— AIM —
Search the records for "International". Copy every line where it appears.

— DATA LISTING —
□ □ □ □ □ □ □
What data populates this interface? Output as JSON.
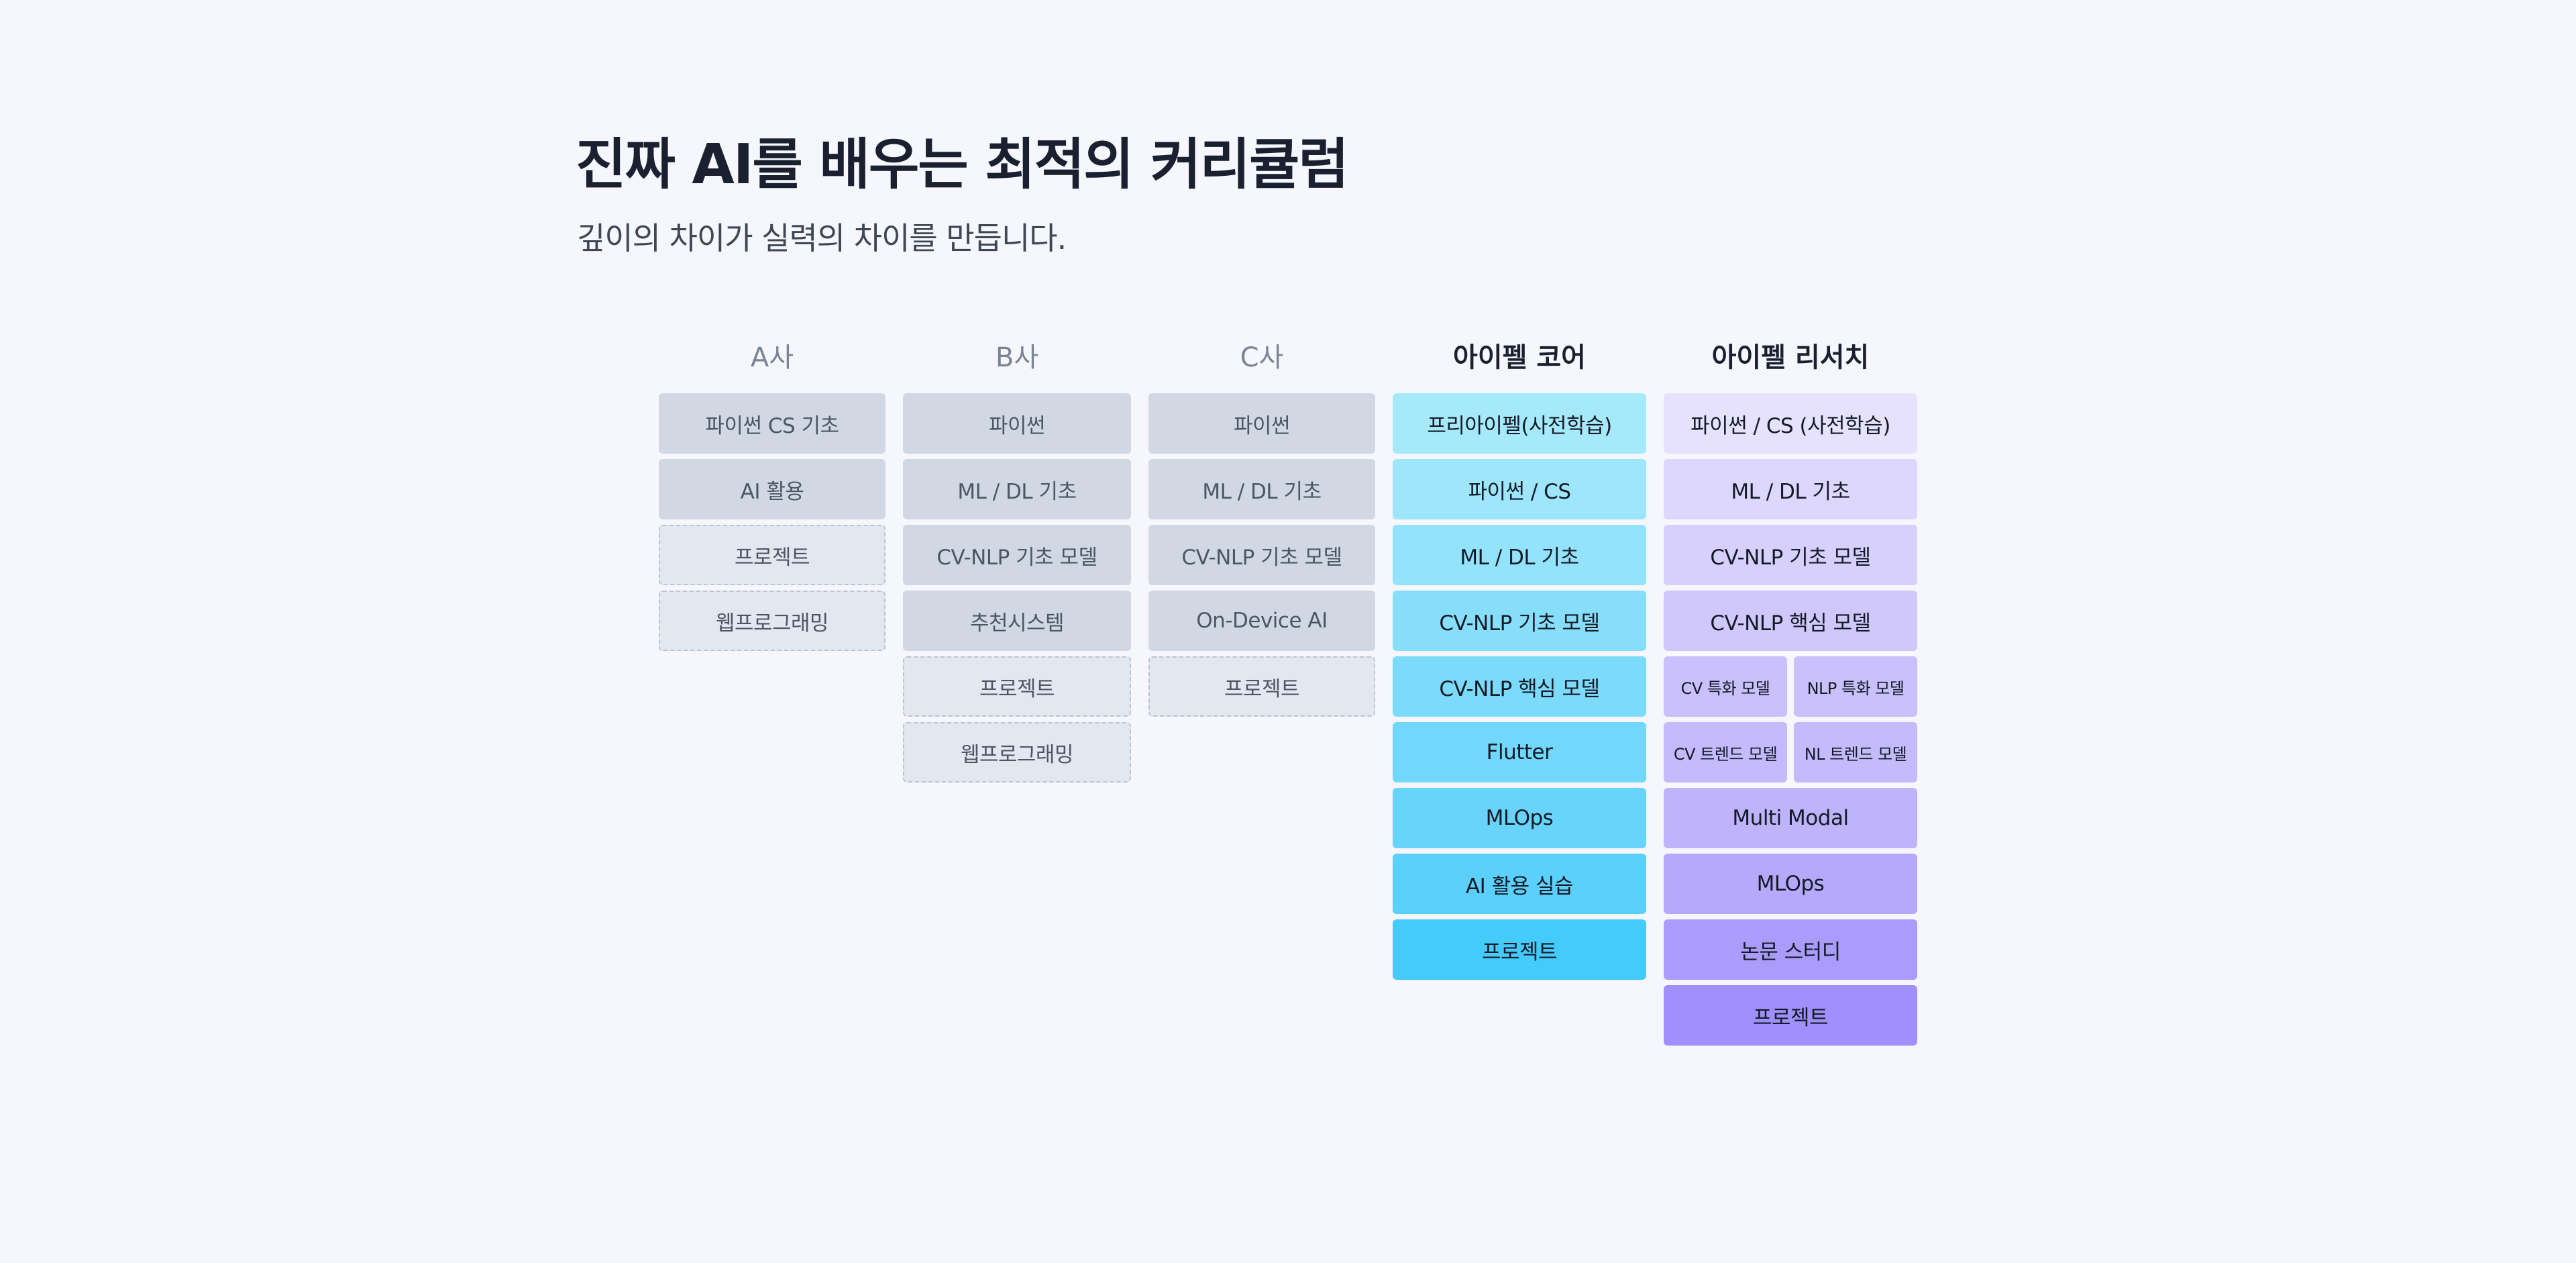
{
  "header": {
    "title": "진짜 AI를 배우는 최적의 커리큘럼",
    "subtitle": "깊이의 차이가 실력의 차이를 만듭니다."
  },
  "columns": [
    {
      "name": "A사",
      "items": [
        {
          "label": "파이썬 CS 기초",
          "style": "solid"
        },
        {
          "label": "AI 활용",
          "style": "solid"
        },
        {
          "label": "프로젝트",
          "style": "dashed"
        },
        {
          "label": "웹프로그래밍",
          "style": "dashed"
        }
      ]
    },
    {
      "name": "B사",
      "items": [
        {
          "label": "파이썬",
          "style": "solid"
        },
        {
          "label": "ML / DL 기초",
          "style": "solid"
        },
        {
          "label": "CV-NLP 기초 모델",
          "style": "solid"
        },
        {
          "label": "추천시스템",
          "style": "solid"
        },
        {
          "label": "프로젝트",
          "style": "dashed"
        },
        {
          "label": "웹프로그래밍",
          "style": "dashed"
        }
      ]
    },
    {
      "name": "C사",
      "items": [
        {
          "label": "파이썬",
          "style": "solid"
        },
        {
          "label": "ML / DL 기초",
          "style": "solid"
        },
        {
          "label": "CV-NLP 기초 모델",
          "style": "solid"
        },
        {
          "label": "On-Device AI",
          "style": "solid"
        },
        {
          "label": "프로젝트",
          "style": "dashed"
        }
      ]
    },
    {
      "name": "아이펠 코어",
      "items": [
        {
          "label": "프리아이펠(사전학습)",
          "color": "#a5e9fb"
        },
        {
          "label": "파이썬 / CS",
          "color": "#9de6fc"
        },
        {
          "label": "ML / DL 기초",
          "color": "#94e3fc"
        },
        {
          "label": "CV-NLP 기초 모델",
          "color": "#86defb"
        },
        {
          "label": "CV-NLP 핵심 모델",
          "color": "#7cdbfb"
        },
        {
          "label": "Flutter",
          "color": "#72d8fb"
        },
        {
          "label": "MLOps",
          "color": "#68d4fb"
        },
        {
          "label": "AI 활용 실습",
          "color": "#5bd0fb"
        },
        {
          "label": "프로젝트",
          "color": "#44cbfb"
        }
      ]
    },
    {
      "name": "아이펠 리서치",
      "items": [
        {
          "label": "파이썬 / CS (사전학습)",
          "color": "#e6e2fd"
        },
        {
          "label": "ML / DL 기초",
          "color": "#ddd7fd"
        },
        {
          "label": "CV-NLP 기초 모델",
          "color": "#d7d0fd"
        },
        {
          "label": "CV-NLP 핵심 모델",
          "color": "#d0c8fc"
        },
        {
          "split": [
            {
              "label": "CV 특화 모델",
              "color": "#c9c0fc"
            },
            {
              "label": "NLP 특화 모델",
              "color": "#c9c0fc"
            }
          ]
        },
        {
          "split": [
            {
              "label": "CV 트렌드 모델",
              "color": "#c4bafc"
            },
            {
              "label": "NL 트렌드 모델",
              "color": "#c4bafc"
            }
          ]
        },
        {
          "label": "Multi Modal",
          "color": "#bfb3fc"
        },
        {
          "label": "MLOps",
          "color": "#b6a9fc"
        },
        {
          "label": "논문 스터디",
          "color": "#ab9cfc"
        },
        {
          "label": "프로젝트",
          "color": "#a08ffc"
        }
      ]
    }
  ]
}
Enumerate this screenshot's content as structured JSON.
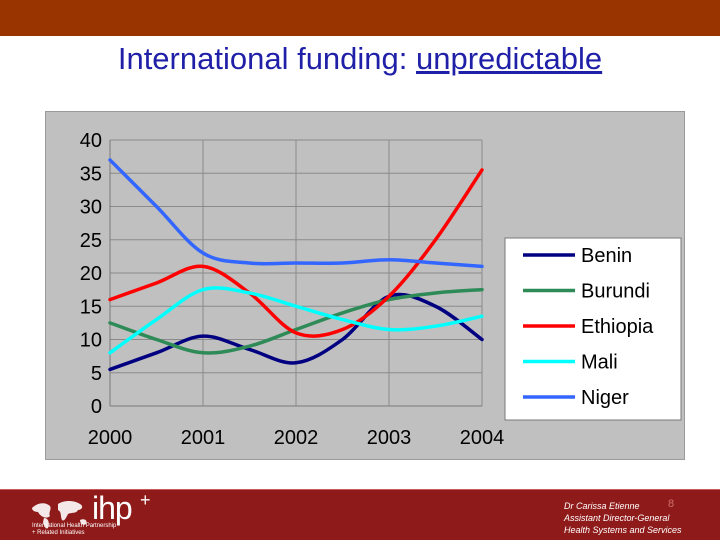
{
  "slide": {
    "title_part1": "International funding: ",
    "title_part2": "unpredictable",
    "page_number": "8"
  },
  "footer": {
    "logo_text": "ihp",
    "logo_plus": "+",
    "logo_caption_line1": "International Health Partnership",
    "logo_caption_line2": "+ Related Initiatives",
    "author": "Dr Carissa Etienne",
    "role": "Assistant Director-General",
    "department": "Health Systems and Services"
  },
  "colors": {
    "top_bar": "#993300",
    "footer_bar": "#8f1a1a",
    "title": "#1f1fa8"
  },
  "chart_data": {
    "type": "line",
    "x": [
      2000,
      2000.5,
      2001,
      2001.5,
      2002,
      2002.5,
      2003,
      2003.5,
      2004
    ],
    "xticks": [
      "2000",
      "2001",
      "2002",
      "2003",
      "2004"
    ],
    "yticks": [
      "0",
      "5",
      "10",
      "15",
      "20",
      "25",
      "30",
      "35",
      "40"
    ],
    "ylim": [
      0,
      40
    ],
    "grid": true,
    "legend_position": "right",
    "series": [
      {
        "name": "Benin",
        "color": "#000080",
        "values": [
          5.5,
          8.0,
          10.5,
          8.5,
          6.5,
          10.0,
          16.5,
          15.0,
          10.0
        ]
      },
      {
        "name": "Burundi",
        "color": "#2e8b57",
        "values": [
          12.5,
          10.0,
          8.0,
          9.0,
          11.5,
          14.0,
          16.0,
          17.0,
          17.5
        ]
      },
      {
        "name": "Ethiopia",
        "color": "#ff0000",
        "values": [
          16.0,
          18.5,
          21.0,
          17.0,
          11.0,
          11.5,
          16.5,
          25.0,
          35.5
        ]
      },
      {
        "name": "Mali",
        "color": "#00ffff",
        "values": [
          8.0,
          13.0,
          17.5,
          17.0,
          15.0,
          13.0,
          11.5,
          12.0,
          13.5
        ]
      },
      {
        "name": "Niger",
        "color": "#3366ff",
        "values": [
          37.0,
          30.0,
          23.0,
          21.5,
          21.5,
          21.5,
          22.0,
          21.5,
          21.0
        ]
      }
    ]
  }
}
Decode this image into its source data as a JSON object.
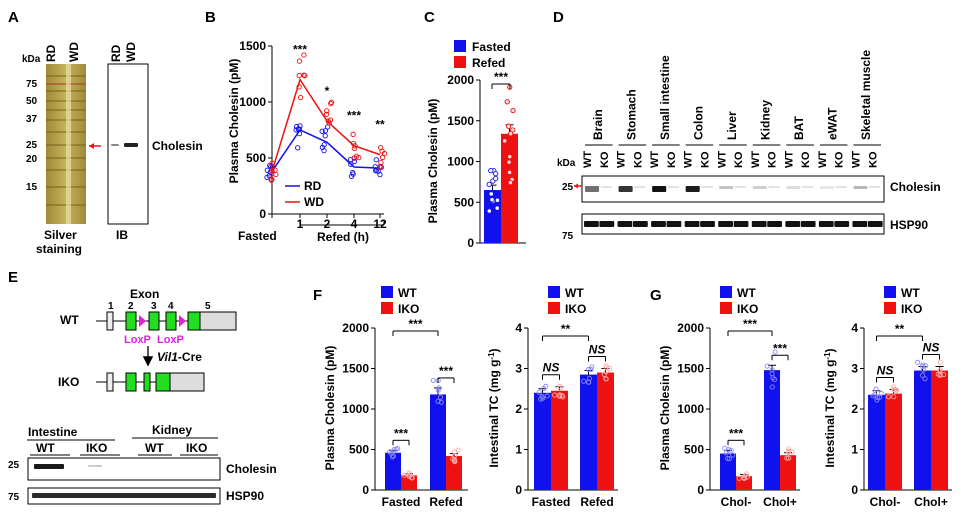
{
  "colors": {
    "fasted": "#1111ee",
    "refed": "#ee1111",
    "wt": "#1111ee",
    "iko": "#ee1111",
    "rd": "#1111ee",
    "wd": "#ee1111",
    "exon": "#22dd22",
    "loxp": "#dd22dd"
  },
  "panelA": {
    "letter": "A",
    "kda": "kDa",
    "col_rd": "RD",
    "col_wd": "WD",
    "markers": [
      "75",
      "50",
      "37",
      "25",
      "20",
      "15"
    ],
    "cholesin": "Cholesin",
    "silver1": "Silver",
    "silver2": "staining",
    "ib": "IB"
  },
  "panelB": {
    "letter": "B",
    "ylabel": "Plasma Cholesin (pM)",
    "fasted": "Fasted",
    "refed": "Refed (h)",
    "legend_rd": "RD",
    "legend_wd": "WD",
    "chart_data": {
      "type": "line",
      "title": "",
      "xlabel": "Refed (h)",
      "ylabel": "Plasma Cholesin (pM)",
      "x": [
        "Fasted",
        "1",
        "2",
        "4",
        "12"
      ],
      "ylim": [
        0,
        1500
      ],
      "yticks": [
        0,
        500,
        1000,
        1500
      ],
      "series": [
        {
          "name": "RD",
          "values": [
            380,
            750,
            640,
            420,
            410
          ]
        },
        {
          "name": "WD",
          "values": [
            380,
            1200,
            830,
            610,
            530
          ]
        }
      ],
      "significance": [
        "***",
        "*",
        "***",
        "**"
      ]
    }
  },
  "panelC": {
    "letter": "C",
    "ylabel": "Plasma Cholesin (pM)",
    "legend_fasted": "Fasted",
    "legend_refed": "Refed",
    "sig": "***",
    "chart_data": {
      "type": "bar",
      "categories": [
        "Fasted",
        "Refed"
      ],
      "values": [
        650,
        1340
      ],
      "errors": [
        60,
        110
      ],
      "ylim": [
        0,
        2000
      ],
      "yticks": [
        0,
        500,
        1000,
        1500,
        2000
      ],
      "ylabel": "Plasma Cholesin (pM)"
    }
  },
  "panelD": {
    "letter": "D",
    "kda": "kDa",
    "tissues": [
      "Brain",
      "Stomach",
      "Small intestine",
      "Colon",
      "Liver",
      "Kidney",
      "BAT",
      "eWAT",
      "Skeletal muscle"
    ],
    "wt": "WT",
    "ko": "KO",
    "m25": "25",
    "m75": "75",
    "cholesin": "Cholesin",
    "hsp90": "HSP90"
  },
  "panelE": {
    "letter": "E",
    "exon": "Exon",
    "wt": "WT",
    "iko": "IKO",
    "exons": [
      "1",
      "2",
      "3",
      "4",
      "5"
    ],
    "loxp1": "LoxP",
    "loxp2": "LoxP",
    "cre_gene": "Vil1",
    "cre_suffix": "-Cre",
    "intestine": "Intestine",
    "kidney": "Kidney",
    "lane_wt": "WT",
    "lane_iko": "IKO",
    "m25": "25",
    "m75": "75",
    "cholesin": "Cholesin",
    "hsp90": "HSP90"
  },
  "panelF": {
    "letter": "F",
    "legend_wt": "WT",
    "legend_iko": "IKO",
    "chart_data": [
      {
        "type": "bar",
        "ylabel": "Plasma Cholesin (pM)",
        "categories": [
          "Fasted",
          "Refed"
        ],
        "ylim": [
          0,
          2000
        ],
        "yticks": [
          0,
          500,
          1000,
          1500,
          2000
        ],
        "series": [
          {
            "name": "WT",
            "values": [
              460,
              1180
            ],
            "errors": [
              30,
              80
            ]
          },
          {
            "name": "IKO",
            "values": [
              180,
              420
            ],
            "errors": [
              20,
              30
            ]
          }
        ],
        "significance": {
          "within_left": "***",
          "between": "***",
          "within_right": "***"
        }
      },
      {
        "type": "bar",
        "ylabel": "Intestinal TC (mg g",
        "ylabel_sup": "-1",
        "ylabel_end": ")",
        "categories": [
          "Fasted",
          "Refed"
        ],
        "ylim": [
          0,
          4
        ],
        "yticks": [
          0,
          1,
          2,
          3,
          4
        ],
        "series": [
          {
            "name": "WT",
            "values": [
              2.4,
              2.85
            ],
            "errors": [
              0.1,
              0.1
            ]
          },
          {
            "name": "IKO",
            "values": [
              2.45,
              2.9
            ],
            "errors": [
              0.1,
              0.1
            ]
          }
        ],
        "significance": {
          "within_left": "NS",
          "between": "**",
          "within_right": "NS"
        }
      }
    ]
  },
  "panelG": {
    "letter": "G",
    "legend_wt": "WT",
    "legend_iko": "IKO",
    "chart_data": [
      {
        "type": "bar",
        "ylabel": "Plasma Cholesin (pM)",
        "categories": [
          "Chol-",
          "Chol+"
        ],
        "ylim": [
          0,
          2000
        ],
        "yticks": [
          0,
          500,
          1000,
          1500,
          2000
        ],
        "series": [
          {
            "name": "WT",
            "values": [
              450,
              1480
            ],
            "errors": [
              40,
              60
            ]
          },
          {
            "name": "IKO",
            "values": [
              170,
              430
            ],
            "errors": [
              20,
              30
            ]
          }
        ],
        "significance": {
          "within_left": "***",
          "between": "***",
          "within_right": "***"
        }
      },
      {
        "type": "bar",
        "ylabel": "Intestinal TC (mg g",
        "ylabel_sup": "-1",
        "ylabel_end": ")",
        "categories": [
          "Chol-",
          "Chol+"
        ],
        "ylim": [
          0,
          4
        ],
        "yticks": [
          0,
          1,
          2,
          3,
          4
        ],
        "series": [
          {
            "name": "WT",
            "values": [
              2.35,
              2.95
            ],
            "errors": [
              0.1,
              0.1
            ]
          },
          {
            "name": "IKO",
            "values": [
              2.38,
              2.95
            ],
            "errors": [
              0.1,
              0.1
            ]
          }
        ],
        "significance": {
          "within_left": "NS",
          "between": "**",
          "within_right": "NS"
        }
      }
    ]
  }
}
□ □ □ □ □ □ □
— OUTPUT OF THE EXERCISE —
    "title_part1": "International funding: ",
    "logo_caption_line1": "International Health Partnership",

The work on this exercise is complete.